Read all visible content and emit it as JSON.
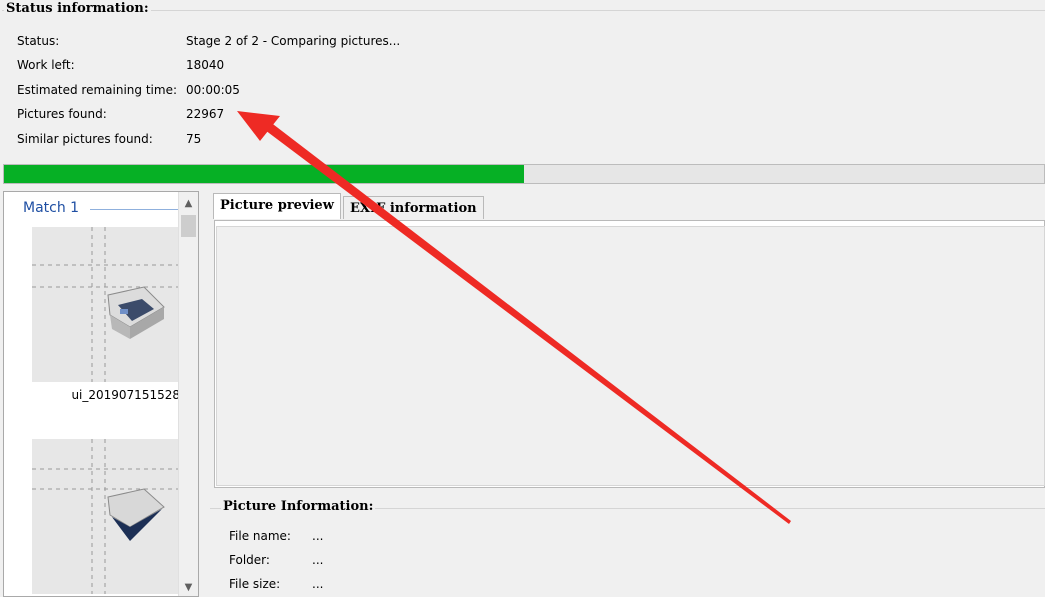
{
  "status_group": {
    "title": "Status information:",
    "rows": [
      {
        "label": "Status:",
        "value": "Stage 2 of 2 - Comparing pictures..."
      },
      {
        "label": "Work left:",
        "value": "18040"
      },
      {
        "label": "Estimated remaining time:",
        "value": "00:00:05"
      },
      {
        "label": "Pictures found:",
        "value": "22967"
      },
      {
        "label": "Similar pictures found:",
        "value": "75"
      }
    ]
  },
  "progress": {
    "fraction": 0.5,
    "fill_color": "#06b025"
  },
  "matches": {
    "header": "Match 1",
    "items": [
      {
        "caption": "ui_201907151528"
      },
      {
        "caption": ""
      }
    ]
  },
  "tabs": [
    {
      "label": "Picture preview",
      "active": true
    },
    {
      "label": "EXIF information",
      "active": false
    }
  ],
  "picture_info": {
    "title": "Picture Information:",
    "rows": [
      {
        "label": "File name:",
        "value": "..."
      },
      {
        "label": "Folder:",
        "value": "..."
      },
      {
        "label": "File size:",
        "value": "..."
      }
    ]
  },
  "annotation": {
    "color": "#ee2a24"
  }
}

■ SHORT PROBLEM
Pick out every line holding the string "title" and return it.

■ EXERCISE RESPONSE
    "title": "Status information:",
    "title": "Picture Information:",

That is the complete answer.